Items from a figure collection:
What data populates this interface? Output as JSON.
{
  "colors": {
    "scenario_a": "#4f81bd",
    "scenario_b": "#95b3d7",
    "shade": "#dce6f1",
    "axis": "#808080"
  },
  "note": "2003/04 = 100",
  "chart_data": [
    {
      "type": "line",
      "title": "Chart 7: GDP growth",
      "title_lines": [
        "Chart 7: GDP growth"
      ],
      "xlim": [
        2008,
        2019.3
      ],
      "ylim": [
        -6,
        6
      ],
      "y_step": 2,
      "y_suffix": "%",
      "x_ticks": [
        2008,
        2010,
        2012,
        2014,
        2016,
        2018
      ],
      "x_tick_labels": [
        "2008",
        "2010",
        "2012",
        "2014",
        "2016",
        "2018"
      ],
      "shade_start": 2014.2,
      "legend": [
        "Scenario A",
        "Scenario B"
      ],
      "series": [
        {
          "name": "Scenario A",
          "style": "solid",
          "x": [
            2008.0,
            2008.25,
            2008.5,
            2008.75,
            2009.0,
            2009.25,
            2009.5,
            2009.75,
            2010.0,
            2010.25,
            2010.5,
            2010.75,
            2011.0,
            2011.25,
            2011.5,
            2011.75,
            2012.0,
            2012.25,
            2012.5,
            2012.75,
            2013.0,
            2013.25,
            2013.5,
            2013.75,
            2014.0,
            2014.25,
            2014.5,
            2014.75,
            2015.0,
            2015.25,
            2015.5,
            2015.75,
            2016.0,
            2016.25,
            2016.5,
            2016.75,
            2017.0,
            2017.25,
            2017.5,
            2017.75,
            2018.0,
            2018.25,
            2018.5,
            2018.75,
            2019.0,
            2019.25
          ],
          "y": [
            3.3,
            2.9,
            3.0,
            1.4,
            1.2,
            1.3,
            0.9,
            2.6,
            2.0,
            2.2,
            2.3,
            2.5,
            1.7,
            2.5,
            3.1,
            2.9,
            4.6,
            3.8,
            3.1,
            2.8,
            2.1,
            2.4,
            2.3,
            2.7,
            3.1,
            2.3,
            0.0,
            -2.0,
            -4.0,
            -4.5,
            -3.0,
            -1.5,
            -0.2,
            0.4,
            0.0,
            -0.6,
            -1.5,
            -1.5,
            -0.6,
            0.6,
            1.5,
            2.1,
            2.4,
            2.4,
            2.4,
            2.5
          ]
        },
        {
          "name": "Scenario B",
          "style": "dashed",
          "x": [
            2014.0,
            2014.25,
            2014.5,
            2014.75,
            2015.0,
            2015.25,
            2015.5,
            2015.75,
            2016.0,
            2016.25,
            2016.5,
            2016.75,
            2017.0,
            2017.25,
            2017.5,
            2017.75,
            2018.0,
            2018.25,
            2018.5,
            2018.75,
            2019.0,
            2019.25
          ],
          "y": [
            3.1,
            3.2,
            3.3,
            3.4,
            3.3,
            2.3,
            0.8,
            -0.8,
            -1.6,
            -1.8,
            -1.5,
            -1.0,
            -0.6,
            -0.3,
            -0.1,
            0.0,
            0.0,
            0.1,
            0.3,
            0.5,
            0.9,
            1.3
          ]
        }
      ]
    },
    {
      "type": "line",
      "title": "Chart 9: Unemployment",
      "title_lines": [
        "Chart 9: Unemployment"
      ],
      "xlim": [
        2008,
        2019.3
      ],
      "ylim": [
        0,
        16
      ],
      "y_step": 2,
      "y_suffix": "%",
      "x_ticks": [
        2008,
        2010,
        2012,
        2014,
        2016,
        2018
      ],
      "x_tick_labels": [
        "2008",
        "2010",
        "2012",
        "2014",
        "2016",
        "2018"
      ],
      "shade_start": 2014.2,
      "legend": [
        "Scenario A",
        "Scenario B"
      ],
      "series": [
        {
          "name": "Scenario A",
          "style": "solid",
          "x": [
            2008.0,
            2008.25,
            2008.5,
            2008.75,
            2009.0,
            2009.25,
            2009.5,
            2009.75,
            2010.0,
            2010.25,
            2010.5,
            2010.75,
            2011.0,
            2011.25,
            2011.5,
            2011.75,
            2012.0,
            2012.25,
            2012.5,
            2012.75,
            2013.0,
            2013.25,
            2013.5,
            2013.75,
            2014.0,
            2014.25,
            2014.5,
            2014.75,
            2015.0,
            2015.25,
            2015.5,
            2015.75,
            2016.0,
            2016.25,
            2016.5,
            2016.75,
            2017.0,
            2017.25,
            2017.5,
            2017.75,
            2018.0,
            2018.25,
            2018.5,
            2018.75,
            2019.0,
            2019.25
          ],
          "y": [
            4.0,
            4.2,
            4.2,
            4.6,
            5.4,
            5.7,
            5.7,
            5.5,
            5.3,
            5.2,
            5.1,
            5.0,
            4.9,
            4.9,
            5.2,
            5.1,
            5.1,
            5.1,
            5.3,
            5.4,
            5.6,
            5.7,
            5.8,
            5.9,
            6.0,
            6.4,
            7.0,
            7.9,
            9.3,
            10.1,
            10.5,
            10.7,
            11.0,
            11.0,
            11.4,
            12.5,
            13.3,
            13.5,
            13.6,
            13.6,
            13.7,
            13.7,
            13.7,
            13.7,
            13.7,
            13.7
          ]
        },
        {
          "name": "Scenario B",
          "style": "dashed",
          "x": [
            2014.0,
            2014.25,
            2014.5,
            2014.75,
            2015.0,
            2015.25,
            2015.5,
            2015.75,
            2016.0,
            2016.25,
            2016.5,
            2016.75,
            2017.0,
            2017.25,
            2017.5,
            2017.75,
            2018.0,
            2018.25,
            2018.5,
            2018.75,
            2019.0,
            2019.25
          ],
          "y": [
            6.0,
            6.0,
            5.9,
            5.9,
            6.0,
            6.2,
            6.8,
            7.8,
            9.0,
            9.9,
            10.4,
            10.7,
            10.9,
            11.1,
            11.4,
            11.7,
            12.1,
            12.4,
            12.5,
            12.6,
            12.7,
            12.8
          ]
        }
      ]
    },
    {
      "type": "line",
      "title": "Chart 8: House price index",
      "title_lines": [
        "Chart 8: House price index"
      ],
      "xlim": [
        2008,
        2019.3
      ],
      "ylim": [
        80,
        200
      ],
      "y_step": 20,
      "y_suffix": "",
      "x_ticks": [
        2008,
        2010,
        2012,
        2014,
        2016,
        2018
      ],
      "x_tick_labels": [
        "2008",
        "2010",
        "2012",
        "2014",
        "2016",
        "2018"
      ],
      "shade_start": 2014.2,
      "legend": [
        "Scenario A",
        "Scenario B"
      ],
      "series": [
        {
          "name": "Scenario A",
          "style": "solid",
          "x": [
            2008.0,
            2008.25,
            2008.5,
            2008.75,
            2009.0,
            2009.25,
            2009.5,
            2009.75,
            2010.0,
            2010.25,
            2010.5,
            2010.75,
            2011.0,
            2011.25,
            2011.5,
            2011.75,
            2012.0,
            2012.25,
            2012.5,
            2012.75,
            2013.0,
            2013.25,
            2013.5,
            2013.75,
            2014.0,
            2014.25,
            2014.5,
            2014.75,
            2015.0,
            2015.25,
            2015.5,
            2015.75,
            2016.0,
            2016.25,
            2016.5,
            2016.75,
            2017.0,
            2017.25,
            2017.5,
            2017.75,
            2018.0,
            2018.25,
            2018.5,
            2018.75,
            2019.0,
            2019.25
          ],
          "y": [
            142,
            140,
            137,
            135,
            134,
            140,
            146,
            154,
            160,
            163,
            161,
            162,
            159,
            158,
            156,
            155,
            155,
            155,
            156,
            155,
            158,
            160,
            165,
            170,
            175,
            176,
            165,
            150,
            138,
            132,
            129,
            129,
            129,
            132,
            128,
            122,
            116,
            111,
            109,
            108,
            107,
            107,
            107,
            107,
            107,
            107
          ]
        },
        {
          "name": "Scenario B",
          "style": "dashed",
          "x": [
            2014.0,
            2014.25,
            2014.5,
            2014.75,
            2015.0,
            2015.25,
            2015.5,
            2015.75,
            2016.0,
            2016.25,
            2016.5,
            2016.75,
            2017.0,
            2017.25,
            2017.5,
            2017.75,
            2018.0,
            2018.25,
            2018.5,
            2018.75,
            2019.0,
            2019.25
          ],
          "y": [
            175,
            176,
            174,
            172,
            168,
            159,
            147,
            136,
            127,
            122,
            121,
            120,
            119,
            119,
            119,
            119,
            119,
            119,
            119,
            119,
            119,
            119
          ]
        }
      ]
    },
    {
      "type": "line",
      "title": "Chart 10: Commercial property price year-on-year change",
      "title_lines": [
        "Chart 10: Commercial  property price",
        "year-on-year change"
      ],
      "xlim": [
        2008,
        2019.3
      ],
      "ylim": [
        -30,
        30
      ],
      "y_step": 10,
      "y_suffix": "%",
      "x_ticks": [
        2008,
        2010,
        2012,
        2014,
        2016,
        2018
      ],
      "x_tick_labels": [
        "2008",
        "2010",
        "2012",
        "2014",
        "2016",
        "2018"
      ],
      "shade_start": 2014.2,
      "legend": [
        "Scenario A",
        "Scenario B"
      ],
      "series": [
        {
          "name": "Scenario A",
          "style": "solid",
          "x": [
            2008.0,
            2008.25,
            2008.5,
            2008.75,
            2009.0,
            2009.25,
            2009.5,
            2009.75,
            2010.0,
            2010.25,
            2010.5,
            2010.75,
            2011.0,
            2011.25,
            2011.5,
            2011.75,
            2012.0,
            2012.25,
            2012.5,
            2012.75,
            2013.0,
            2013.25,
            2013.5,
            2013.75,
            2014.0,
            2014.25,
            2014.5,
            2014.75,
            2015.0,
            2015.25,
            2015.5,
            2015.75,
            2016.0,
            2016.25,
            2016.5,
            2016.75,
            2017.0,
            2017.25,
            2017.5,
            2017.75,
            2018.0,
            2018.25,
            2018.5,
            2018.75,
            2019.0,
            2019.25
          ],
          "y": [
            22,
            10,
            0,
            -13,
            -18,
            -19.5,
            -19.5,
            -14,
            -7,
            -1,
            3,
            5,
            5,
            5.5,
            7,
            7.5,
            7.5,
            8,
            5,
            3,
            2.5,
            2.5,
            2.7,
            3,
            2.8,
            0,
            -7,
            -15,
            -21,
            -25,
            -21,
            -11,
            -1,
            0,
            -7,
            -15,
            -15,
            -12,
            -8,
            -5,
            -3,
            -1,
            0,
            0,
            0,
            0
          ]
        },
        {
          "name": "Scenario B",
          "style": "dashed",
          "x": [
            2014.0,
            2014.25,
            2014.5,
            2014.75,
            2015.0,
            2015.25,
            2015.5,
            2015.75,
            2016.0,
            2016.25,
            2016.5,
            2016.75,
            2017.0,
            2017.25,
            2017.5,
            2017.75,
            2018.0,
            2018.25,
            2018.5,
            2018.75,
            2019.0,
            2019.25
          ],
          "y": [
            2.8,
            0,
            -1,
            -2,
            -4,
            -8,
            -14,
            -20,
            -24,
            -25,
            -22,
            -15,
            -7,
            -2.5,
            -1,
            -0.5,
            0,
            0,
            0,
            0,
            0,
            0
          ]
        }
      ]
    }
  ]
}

▶ [The problem] Select and copy every line of the material that holds the string "price".

▶ [Final answer]
      "title": "Chart 8: House price index",
        "Chart 8: House price index"
      "title": "Chart 10: Commercial property price year-on-year change",
        "Chart 10: Commercial  property price",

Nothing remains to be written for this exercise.